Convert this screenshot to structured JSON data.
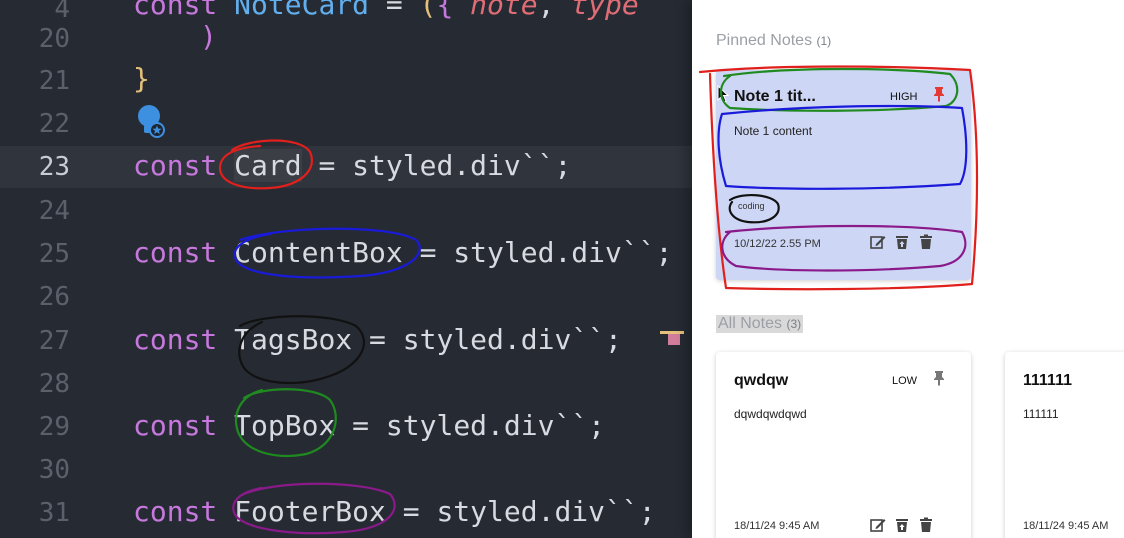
{
  "editor": {
    "lines": [
      {
        "num": "4"
      },
      {
        "num": "20",
        "close_paren": ")"
      },
      {
        "num": "21",
        "close_brace": "}"
      },
      {
        "num": "22"
      },
      {
        "num": "23"
      },
      {
        "num": "24"
      },
      {
        "num": "25"
      },
      {
        "num": "26"
      },
      {
        "num": "27"
      },
      {
        "num": "28"
      },
      {
        "num": "29"
      },
      {
        "num": "30"
      },
      {
        "num": "31"
      }
    ],
    "line4": {
      "kw": "const",
      "name": "NoteCard",
      "eq": " = ",
      "paren": "(",
      "brace": "{ ",
      "p1": "note",
      "comma": ", ",
      "p2": "type"
    },
    "decls": [
      {
        "kw": "const",
        "name": "Card",
        "rest": " = styled.div``;"
      },
      {
        "kw": "const",
        "name": "ContentBox",
        "rest": " = styled.div``;"
      },
      {
        "kw": "const",
        "name": "TagsBox",
        "rest": " = styled.div``;"
      },
      {
        "kw": "const",
        "name": "TopBox",
        "rest": " = styled.div``;"
      },
      {
        "kw": "const",
        "name": "FooterBox",
        "rest": " = styled.div``;"
      }
    ]
  },
  "app": {
    "pinned": {
      "label": "Pinned Notes",
      "count": "(1)"
    },
    "all": {
      "label": "All Notes",
      "count": "(3)"
    },
    "notes": [
      {
        "title": "Note 1 tit...",
        "priority": "HIGH",
        "content": "Note 1 content",
        "tag": "coding",
        "date": "10/12/22 2.55 PM"
      },
      {
        "title": "qwdqw",
        "priority": "LOW",
        "content": "dqwdqwdqwd",
        "date": "18/11/24 9:45 AM"
      },
      {
        "title": "111111",
        "content": "111111",
        "date": "18/11/24 9:45 AM"
      }
    ]
  },
  "colors": {
    "editor_bg": "#262b33",
    "pinned_card_bg": "#cdd6f4",
    "pin_active": "#e53935",
    "annot_red": "#e0201c",
    "annot_blue": "#1a1adb",
    "annot_black": "#111111",
    "annot_green": "#1f8a1f",
    "annot_purple": "#8a1a8a"
  },
  "icons": [
    "lightbulb-icon",
    "pin-icon",
    "edit-icon",
    "archive-icon",
    "delete-icon"
  ]
}
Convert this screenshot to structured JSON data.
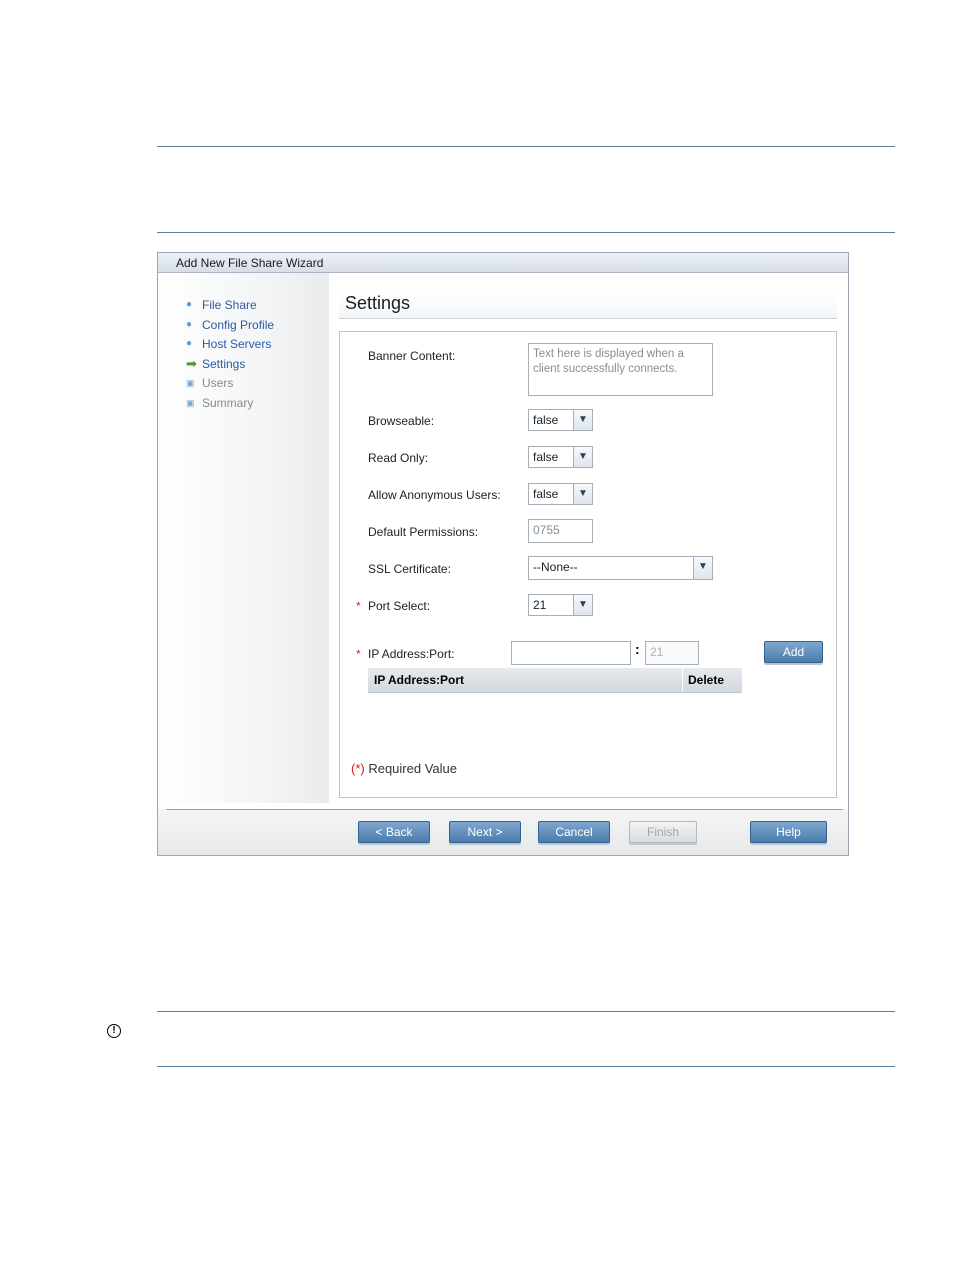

WORK REQUIRED: Set the data above down again exactly as given, with no pictures.

FULL OUTPUT:
Convert this screenshot to structured JSON data.
{
  "editor": {
    "lines": [
      {
        "num": "4"
      },
      {
        "num": "20",
        "close_paren": ")"
      },
      {
        "num": "21",
        "close_brace": "}"
      },
      {
        "num": "22"
      },
      {
        "num": "23"
      },
      {
        "num": "24"
      },
      {
        "num": "25"
      },
      {
        "num": "26"
      },
      {
        "num": "27"
      },
      {
        "num": "28"
      },
      {
        "num": "29"
      },
      {
        "num": "30"
      },
      {
        "num": "31"
      }
    ],
    "line4": {
      "kw": "const",
      "name": "NoteCard",
      "eq": " = ",
      "paren": "(",
      "brace": "{ ",
      "p1": "note",
      "comma": ", ",
      "p2": "type"
    },
    "decls": [
      {
        "kw": "const",
        "name": "Card",
        "rest": " = styled.div``;"
      },
      {
        "kw": "const",
        "name": "ContentBox",
        "rest": " = styled.div``;"
      },
      {
        "kw": "const",
        "name": "TagsBox",
        "rest": " = styled.div``;"
      },
      {
        "kw": "const",
        "name": "TopBox",
        "rest": " = styled.div``;"
      },
      {
        "kw": "const",
        "name": "FooterBox",
        "rest": " = styled.div``;"
      }
    ]
  },
  "app": {
    "pinned": {
      "label": "Pinned Notes",
      "count": "(1)"
    },
    "all": {
      "label": "All Notes",
      "count": "(3)"
    },
    "notes": [
      {
        "title": "Note 1 tit...",
        "priority": "HIGH",
        "content": "Note 1 content",
        "tag": "coding",
        "date": "10/12/22 2.55 PM"
      },
      {
        "title": "qwdqw",
        "priority": "LOW",
        "content": "dqwdqwdqwd",
        "date": "18/11/24 9:45 AM"
      },
      {
        "title": "111111",
        "content": "111111",
        "date": "18/11/24 9:45 AM"
      }
    ]
  },
  "colors": {
    "editor_bg": "#262b33",
    "pinned_card_bg": "#cdd6f4",
    "pin_active": "#e53935",
    "annot_red": "#e0201c",
    "annot_blue": "#1a1adb",
    "annot_black": "#111111",
    "annot_green": "#1f8a1f",
    "annot_purple": "#8a1a8a"
  },
  "icons": [
    "lightbulb-icon",
    "pin-icon",
    "edit-icon",
    "archive-icon",
    "delete-icon"
  ]
}
Convert this screenshot to structured JSON data.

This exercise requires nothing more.